Extrait choisi
____________

Réparer les Vivants, Maylis de Kerangal, [Audio-book]

Gallimard sort dans la collection Écoutez lire le dernier roman de Maylis de Kerangal, Réparer les vivants, lu par son auteur. Au prix de 21,90 euros, soit trois de plus qu'en version papier . 

Il y a quelques années, ma mère lisait et enregistrait des livres pour une association de mal-voyants, et depuis il ne m'était pas venu à l'idée que les livres lus s'adressaient en fait à n'importe qui. Par exemple, à ceux qui doivent faire de longs trajets en voiture. Avant, je lisais en conduisant. Soit en plaquant ma voiture contre la glissière centrale de la quatre-voies et en me guidant aux étincelles qui jaillissaient contre la portière passager, soit, en ville, à l'oreille, en faisant de l'écho-location avec les insultes des piétons et les coups de klaxon des automobilistes. Le livre audio permet une conduite plus sérieuse.

____________

Jeu de données

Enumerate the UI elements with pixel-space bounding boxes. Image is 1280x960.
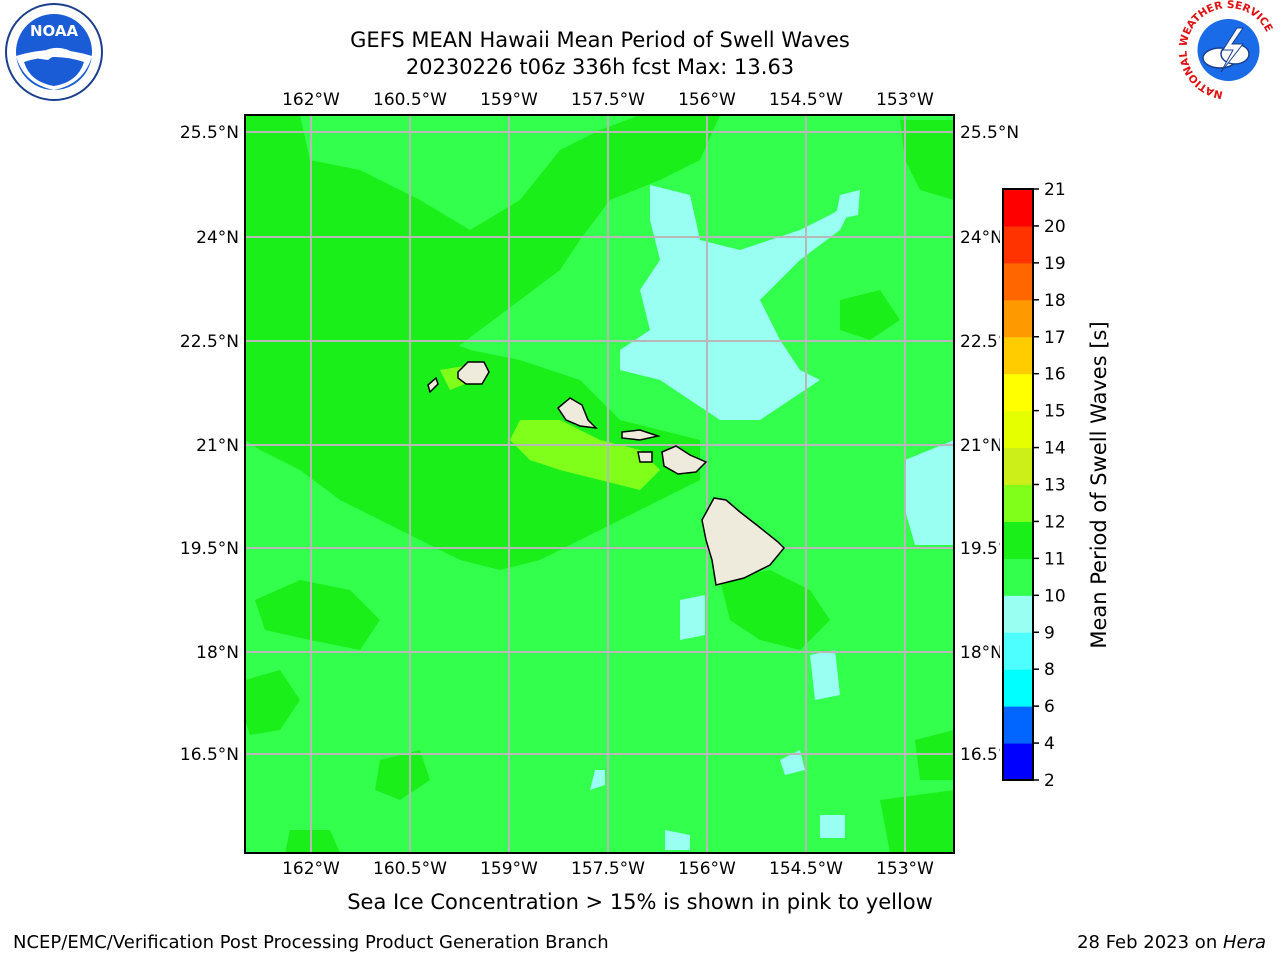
sea-ice-note: Sea Ice Concentration > 15% is shown in … (347, 890, 933, 914)
noaa-logo: NOAA (5, 3, 103, 101)
lon-label-bottom: 159°W (480, 859, 538, 879)
footer-branch: NCEP/EMC/Verification Post Processing Pr… (13, 932, 609, 953)
colorbar-tick-label: 18 (1044, 291, 1066, 311)
colorbar-tick-label: 6 (1044, 697, 1055, 717)
noaa-logo-text: NOAA (30, 22, 79, 40)
colorbar-swatch (1003, 373, 1033, 412)
lon-label-top: 159°W (480, 90, 538, 110)
lat-label-left: 18°N (196, 643, 239, 663)
colorbar-tick-label: 15 (1044, 402, 1066, 422)
colorbar-tick-label: 10 (1044, 586, 1066, 606)
lon-label-bottom: 157.5°W (571, 859, 645, 879)
colorbar-tick-label: 16 (1044, 365, 1066, 385)
colorbar-swatch (1003, 632, 1033, 670)
colorbar-tick-label: 17 (1044, 328, 1066, 348)
colorbar-tick-label: 8 (1044, 660, 1055, 680)
nws-logo: NATIONAL WEATHER SERVICE (1177, 0, 1277, 100)
lon-label-bottom: 154.5°W (769, 859, 843, 879)
colorbar-tick-label: 19 (1044, 254, 1066, 274)
lat-label-left: 16.5°N (180, 745, 239, 765)
period-band-9-10 (590, 185, 954, 850)
colorbar-swatch (1003, 189, 1033, 227)
footer-date-text: 28 Feb 2023 on (1077, 932, 1223, 953)
lon-labels-top: 162°W 160.5°W 159°W 157.5°W 156°W 154.5°… (282, 90, 934, 110)
colorbar-swatch (1003, 484, 1033, 522)
island-oahu (557, 397, 599, 430)
footer-date: 28 Feb 2023 on Hera (1077, 932, 1266, 953)
lon-label-bottom: 153°W (876, 859, 934, 879)
lon-label-top: 162°W (282, 90, 340, 110)
map-border (244, 114, 955, 854)
hawaiian-islands (427, 361, 786, 586)
island-maui (661, 445, 708, 475)
colorbar-tick-label: 2 (1044, 771, 1055, 791)
lon-labels-bottom: 162°W 160.5°W 159°W 157.5°W 156°W 154.5°… (282, 859, 934, 879)
lon-label-bottom: 162°W (282, 859, 340, 879)
colorbar-swatch (1003, 262, 1033, 301)
lat-label-left: 24°N (196, 228, 239, 248)
chart-title: GEFS MEAN Hawaii Mean Period of Swell Wa… (350, 28, 850, 52)
lat-label-right: 21°N (960, 436, 1003, 456)
period-band-11-12 (245, 115, 954, 853)
island-kauai (457, 361, 490, 385)
colorbar-swatch (1003, 743, 1033, 781)
colorbar-swatch (1003, 669, 1033, 707)
lon-label-top: 160.5°W (373, 90, 447, 110)
lon-label-top: 156°W (678, 90, 736, 110)
colorbar-swatch (1003, 336, 1033, 375)
island-lanai (637, 451, 653, 463)
colorbar-swatch (1003, 706, 1033, 744)
lon-label-top: 157.5°W (571, 90, 645, 110)
lat-label-right: 25.5°N (960, 123, 1019, 143)
colorbar-swatch (1003, 225, 1033, 264)
colorbar-tick-label: 9 (1044, 623, 1055, 643)
lat-label-left: 19.5°N (180, 539, 239, 559)
chart-subtitle: 20230226 t06z 336h fcst Max: 13.63 (405, 55, 795, 79)
map-plot-area (245, 115, 954, 853)
lat-label-right: 24°N (960, 228, 1003, 248)
island-hawaii (701, 497, 786, 586)
colorbar: 2 4 6 8 9 10 11 12 13 14 15 16 17 18 19 20 21 (1002, 180, 1066, 791)
colorbar-tick-label: 14 (1044, 439, 1066, 459)
lat-label-right: 18°N (960, 643, 1003, 663)
colorbar-swatch (1003, 410, 1033, 449)
footer-machine: Hera (1222, 932, 1266, 953)
colorbar-tick-label: 20 (1044, 217, 1066, 237)
colorbar-swatch (1003, 299, 1033, 338)
colorbar-tick-label: 4 (1044, 734, 1055, 754)
lon-label-bottom: 160.5°W (373, 859, 447, 879)
island-molokai (621, 429, 661, 441)
lon-label-top: 153°W (876, 90, 934, 110)
colorbar-swatch (1003, 521, 1033, 559)
colorbar-swatch (1003, 595, 1033, 633)
colorbar-swatch (1003, 447, 1033, 485)
lat-label-left: 22.5°N (180, 332, 239, 352)
graticule (245, 115, 954, 853)
colorbar-swatch (1003, 558, 1033, 596)
colorbar-tick-label: 21 (1044, 180, 1066, 200)
colorbar-tick-label: 12 (1044, 512, 1066, 532)
island-niihau (427, 376, 439, 394)
colorbar-label: Mean Period of Swell Waves [s] (1087, 321, 1111, 648)
lat-labels-left: 25.5°N 24°N 22.5°N 21°N 19.5°N 18°N 16.5… (180, 123, 239, 765)
lon-label-top: 154.5°W (769, 90, 843, 110)
colorbar-tick-label: 13 (1044, 476, 1066, 496)
lat-label-left: 21°N (196, 436, 239, 456)
lat-label-left: 25.5°N (180, 123, 239, 143)
lon-label-bottom: 156°W (678, 859, 736, 879)
colorbar-tick-label: 11 (1044, 549, 1066, 569)
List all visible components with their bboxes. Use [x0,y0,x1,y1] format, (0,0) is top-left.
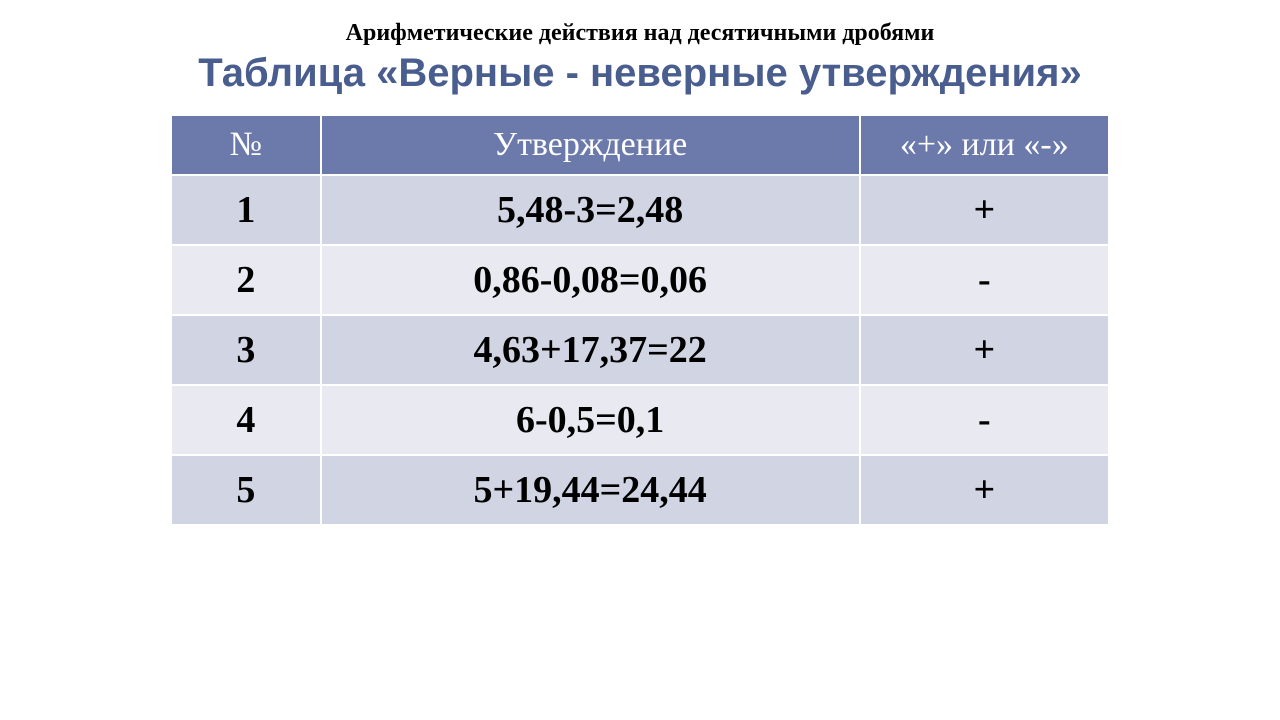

____________

Consignes
- a) Renommez « voiture » en « camionnette » dans le texte sur le livre audio, de « Gallimard sort dans » jusqu'à « conduite plus sérieuse. » inclus, puis donnez l'extrait ainsi modifié.
- b) Poursuivez, s'il vous plaît, le texte sur le livre audio à partir de sa dernière phrase.
Le matériau fourni n'a aucun rapport avec le texte sur le livre audio.

Réponses
- a)
Gallimard sort dans la collection Écoutez lire le dernier roman de Maylis de Kerangal, Réparer les vivants, lu par son auteur. Au prix de 21,90 euros, soit trois de plus qu'en version papier . 

Il y a quelques années, ma mère lisait et enregistrait des livres pour une association de mal-voyants, et depuis il ne m'était pas venu à l'idée que les livres lus s'adressaient en fait à n'importe qui. Par exemple, à ceux qui doivent faire de longs trajets en camionnette. Avant, je lisais en conduisant. Soit en plaquant ma camionnette contre la glissière centrale de la quatre-voies et en me guidant aux étincelles qui jaillissaient contre la portière passager, soit, en ville, à l'oreille, en faisant de l'écho-location avec les insultes des piétons et les coups de klaxon des automobilistes. Le livre audio permet une conduite plus sérieuse.

- b)
Le sujet du livre, d'abord, n'exhale pas vraiment le doux parfum de la rigolade. Réparer les vivants décrit les étapes du don d'organe, du prélèvement à la greffe. Le ton de Maylis de Kerangal, ensuite. Sa lecture lente, presque dépourvue d'intonation, n'impose à l'auditeur aucune interprétation. Le problème est que pour conduire de nuit, ce ton monocorde annule quasiment l'effet des canettes de boissons énergisantes qui font gling-gling contre le porte-gobelet une fois qu'on les a vidées. Du coup, on les jette par terre pour éviter le bruit, et la voiture ressemble à une poubelle, mais ça n'a rien à voir avec l'histoire. Encore que. C'est après un accident de la route que Simon Limbres, un jeune homme de dix-neuf ans, se retrouve dans un coma avancé. Description clinique du parcours de son cœur d'un corps dont on retarde artificiellement la mort, pour un autre dont on prolongera chirurgicalement la vie. Mêmement chirurgicale, l'écriture de Maylis de Kerangal, avec ses phrases nominales et ses adverbes précieux. Ultra-documentée, précise, dépourvue de toute pitié, Maylis de Kerangal n'épargne pas le lecteur-auditeur. Chaque fois qu'on se demande quel plaisir elle prend à nous faire vivre cette horrible vérité, on poursuit, comme s'il s'agissait d'un entraînement, d'une préparation qui nous rendrait plus apte, soit à supporter une épreuve de ce genre, soit à soutenir ceux qui auraient à l'affronter dans notre entourage.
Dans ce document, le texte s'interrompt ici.